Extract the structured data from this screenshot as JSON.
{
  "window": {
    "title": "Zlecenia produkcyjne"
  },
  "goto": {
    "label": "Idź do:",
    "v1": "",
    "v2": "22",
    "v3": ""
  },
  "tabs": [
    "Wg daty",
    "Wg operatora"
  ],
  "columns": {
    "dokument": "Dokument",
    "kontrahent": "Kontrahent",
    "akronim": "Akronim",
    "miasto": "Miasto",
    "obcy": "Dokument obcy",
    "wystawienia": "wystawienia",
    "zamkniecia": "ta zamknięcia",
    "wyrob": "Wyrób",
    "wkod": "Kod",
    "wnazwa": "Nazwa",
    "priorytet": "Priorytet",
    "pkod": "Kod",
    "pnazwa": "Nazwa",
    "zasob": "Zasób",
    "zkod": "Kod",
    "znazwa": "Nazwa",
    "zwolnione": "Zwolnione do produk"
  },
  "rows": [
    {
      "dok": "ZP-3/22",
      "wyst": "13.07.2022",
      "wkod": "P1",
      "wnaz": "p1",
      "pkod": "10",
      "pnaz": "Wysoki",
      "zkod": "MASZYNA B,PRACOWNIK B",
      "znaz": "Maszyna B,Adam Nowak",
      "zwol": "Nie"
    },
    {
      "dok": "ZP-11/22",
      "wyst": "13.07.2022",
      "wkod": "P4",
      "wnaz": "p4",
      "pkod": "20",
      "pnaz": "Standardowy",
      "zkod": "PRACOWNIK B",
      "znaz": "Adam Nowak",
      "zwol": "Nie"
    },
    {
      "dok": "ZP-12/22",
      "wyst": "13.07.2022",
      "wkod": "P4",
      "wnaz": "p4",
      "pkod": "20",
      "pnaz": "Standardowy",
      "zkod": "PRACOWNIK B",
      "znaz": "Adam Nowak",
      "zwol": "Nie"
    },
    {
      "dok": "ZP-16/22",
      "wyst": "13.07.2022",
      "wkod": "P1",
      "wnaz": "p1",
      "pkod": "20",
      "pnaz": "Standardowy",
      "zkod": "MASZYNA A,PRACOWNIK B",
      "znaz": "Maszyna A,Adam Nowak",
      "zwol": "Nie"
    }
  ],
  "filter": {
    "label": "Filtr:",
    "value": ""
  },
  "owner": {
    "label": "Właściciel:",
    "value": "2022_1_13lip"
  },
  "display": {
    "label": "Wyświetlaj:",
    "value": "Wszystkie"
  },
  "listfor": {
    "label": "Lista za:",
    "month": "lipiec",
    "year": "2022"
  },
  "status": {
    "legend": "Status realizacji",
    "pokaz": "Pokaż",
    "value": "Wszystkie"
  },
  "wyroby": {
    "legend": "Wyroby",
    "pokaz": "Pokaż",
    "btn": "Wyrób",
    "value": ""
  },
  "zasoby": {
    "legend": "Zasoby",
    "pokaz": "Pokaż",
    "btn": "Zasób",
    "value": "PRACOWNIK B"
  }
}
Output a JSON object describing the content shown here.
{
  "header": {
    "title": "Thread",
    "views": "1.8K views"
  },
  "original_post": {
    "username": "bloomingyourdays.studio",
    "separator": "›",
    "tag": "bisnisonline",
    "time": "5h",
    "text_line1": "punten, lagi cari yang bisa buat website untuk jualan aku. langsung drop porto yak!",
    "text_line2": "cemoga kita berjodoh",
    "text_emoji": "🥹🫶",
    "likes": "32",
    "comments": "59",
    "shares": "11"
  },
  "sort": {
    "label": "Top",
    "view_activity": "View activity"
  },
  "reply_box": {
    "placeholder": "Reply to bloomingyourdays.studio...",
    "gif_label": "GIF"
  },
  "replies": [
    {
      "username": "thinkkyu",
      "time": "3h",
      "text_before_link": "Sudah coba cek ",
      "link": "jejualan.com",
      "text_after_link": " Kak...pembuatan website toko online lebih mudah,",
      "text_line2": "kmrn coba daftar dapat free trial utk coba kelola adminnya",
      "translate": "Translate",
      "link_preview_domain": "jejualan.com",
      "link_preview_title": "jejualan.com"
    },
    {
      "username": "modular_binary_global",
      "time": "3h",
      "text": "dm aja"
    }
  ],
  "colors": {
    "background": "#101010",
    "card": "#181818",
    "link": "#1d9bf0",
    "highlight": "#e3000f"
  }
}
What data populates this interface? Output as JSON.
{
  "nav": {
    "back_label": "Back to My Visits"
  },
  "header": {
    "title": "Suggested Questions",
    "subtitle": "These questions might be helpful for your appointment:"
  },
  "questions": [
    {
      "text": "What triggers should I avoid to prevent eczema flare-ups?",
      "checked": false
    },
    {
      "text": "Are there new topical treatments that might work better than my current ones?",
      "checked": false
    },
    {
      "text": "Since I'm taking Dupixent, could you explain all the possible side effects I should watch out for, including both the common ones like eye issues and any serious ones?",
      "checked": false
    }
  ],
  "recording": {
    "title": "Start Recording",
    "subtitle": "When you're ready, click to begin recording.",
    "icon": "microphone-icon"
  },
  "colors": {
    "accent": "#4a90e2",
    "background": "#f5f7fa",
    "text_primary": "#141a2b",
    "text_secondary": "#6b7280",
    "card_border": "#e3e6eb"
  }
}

════════════════════

→ WRITTEN EXERCISE
Transcribe each record exactly. Leave nothing out.

→ RESULT OF THIS EXERCISE
Extract the structured data from this screenshot as JSON.
{
  "window": {
    "title": "Zlecenia produkcyjne"
  },
  "goto": {
    "label": "Idź do:",
    "v1": "",
    "v2": "22",
    "v3": ""
  },
  "tabs": [
    "Wg daty",
    "Wg operatora"
  ],
  "columns": {
    "dokument": "Dokument",
    "kontrahent": "Kontrahent",
    "akronim": "Akronim",
    "miasto": "Miasto",
    "obcy": "Dokument obcy",
    "wystawienia": "wystawienia",
    "zamkniecia": "ta zamknięcia",
    "wyrob": "Wyrób",
    "wkod": "Kod",
    "wnazwa": "Nazwa",
    "priorytet": "Priorytet",
    "pkod": "Kod",
    "pnazwa": "Nazwa",
    "zasob": "Zasób",
    "zkod": "Kod",
    "znazwa": "Nazwa",
    "zwolnione": "Zwolnione do produk"
  },
  "rows": [
    {
      "dok": "ZP-3/22",
      "wyst": "13.07.2022",
      "wkod": "P1",
      "wnaz": "p1",
      "pkod": "10",
      "pnaz": "Wysoki",
      "zkod": "MASZYNA B,PRACOWNIK B",
      "znaz": "Maszyna B,Adam Nowak",
      "zwol": "Nie"
    },
    {
      "dok": "ZP-11/22",
      "wyst": "13.07.2022",
      "wkod": "P4",
      "wnaz": "p4",
      "pkod": "20",
      "pnaz": "Standardowy",
      "zkod": "PRACOWNIK B",
      "znaz": "Adam Nowak",
      "zwol": "Nie"
    },
    {
      "dok": "ZP-12/22",
      "wyst": "13.07.2022",
      "wkod": "P4",
      "wnaz": "p4",
      "pkod": "20",
      "pnaz": "Standardowy",
      "zkod": "PRACOWNIK B",
      "znaz": "Adam Nowak",
      "zwol": "Nie"
    },
    {
      "dok": "ZP-16/22",
      "wyst": "13.07.2022",
      "wkod": "P1",
      "wnaz": "p1",
      "pkod": "20",
      "pnaz": "Standardowy",
      "zkod": "MASZYNA A,PRACOWNIK B",
      "znaz": "Maszyna A,Adam Nowak",
      "zwol": "Nie"
    }
  ],
  "filter": {
    "label": "Filtr:",
    "value": ""
  },
  "owner": {
    "label": "Właściciel:",
    "value": "2022_1_13lip"
  },
  "display": {
    "label": "Wyświetlaj:",
    "value": "Wszystkie"
  },
  "listfor": {
    "label": "Lista za:",
    "month": "lipiec",
    "year": "2022"
  },
  "status": {
    "legend": "Status realizacji",
    "pokaz": "Pokaż",
    "value": "Wszystkie"
  },
  "wyroby": {
    "legend": "Wyroby",
    "pokaz": "Pokaż",
    "btn": "Wyrób",
    "value": ""
  },
  "zasoby": {
    "legend": "Zasoby",
    "pokaz": "Pokaż",
    "btn": "Zasób",
    "value": "PRACOWNIK B"
  }
}
Output a JSON object describing the content shown here.
{
  "header": {
    "title": "Thread",
    "views": "1.8K views"
  },
  "original_post": {
    "username": "bloomingyourdays.studio",
    "separator": "›",
    "tag": "bisnisonline",
    "time": "5h",
    "text_line1": "punten, lagi cari yang bisa buat website untuk jualan aku. langsung drop porto yak!",
    "text_line2": "cemoga kita berjodoh",
    "text_emoji": "🥹🫶",
    "likes": "32",
    "comments": "59",
    "shares": "11"
  },
  "sort": {
    "label": "Top",
    "view_activity": "View activity"
  },
  "reply_box": {
    "placeholder": "Reply to bloomingyourdays.studio...",
    "gif_label": "GIF"
  },
  "replies": [
    {
      "username": "thinkkyu",
      "time": "3h",
      "text_before_link": "Sudah coba cek ",
      "link": "jejualan.com",
      "text_after_link": " Kak...pembuatan website toko online lebih mudah,",
      "text_line2": "kmrn coba daftar dapat free trial utk coba kelola adminnya",
      "translate": "Translate",
      "link_preview_domain": "jejualan.com",
      "link_preview_title": "jejualan.com"
    },
    {
      "username": "modular_binary_global",
      "time": "3h",
      "text": "dm aja"
    }
  ],
  "colors": {
    "background": "#101010",
    "card": "#181818",
    "link": "#1d9bf0",
    "highlight": "#e3000f"
  }
}
What data populates this interface? Output as JSON.
{
  "nav": {
    "back_label": "Back to My Visits"
  },
  "header": {
    "title": "Suggested Questions",
    "subtitle": "These questions might be helpful for your appointment:"
  },
  "questions": [
    {
      "text": "What triggers should I avoid to prevent eczema flare-ups?",
      "checked": false
    },
    {
      "text": "Are there new topical treatments that might work better than my current ones?",
      "checked": false
    },
    {
      "text": "Since I'm taking Dupixent, could you explain all the possible side effects I should watch out for, including both the common ones like eye issues and any serious ones?",
      "checked": false
    }
  ],
  "recording": {
    "title": "Start Recording",
    "subtitle": "When you're ready, click to begin recording.",
    "icon": "microphone-icon"
  },
  "colors": {
    "accent": "#4a90e2",
    "background": "#f5f7fa",
    "text_primary": "#141a2b",
    "text_secondary": "#6b7280",
    "card_border": "#e3e6eb"
  }
}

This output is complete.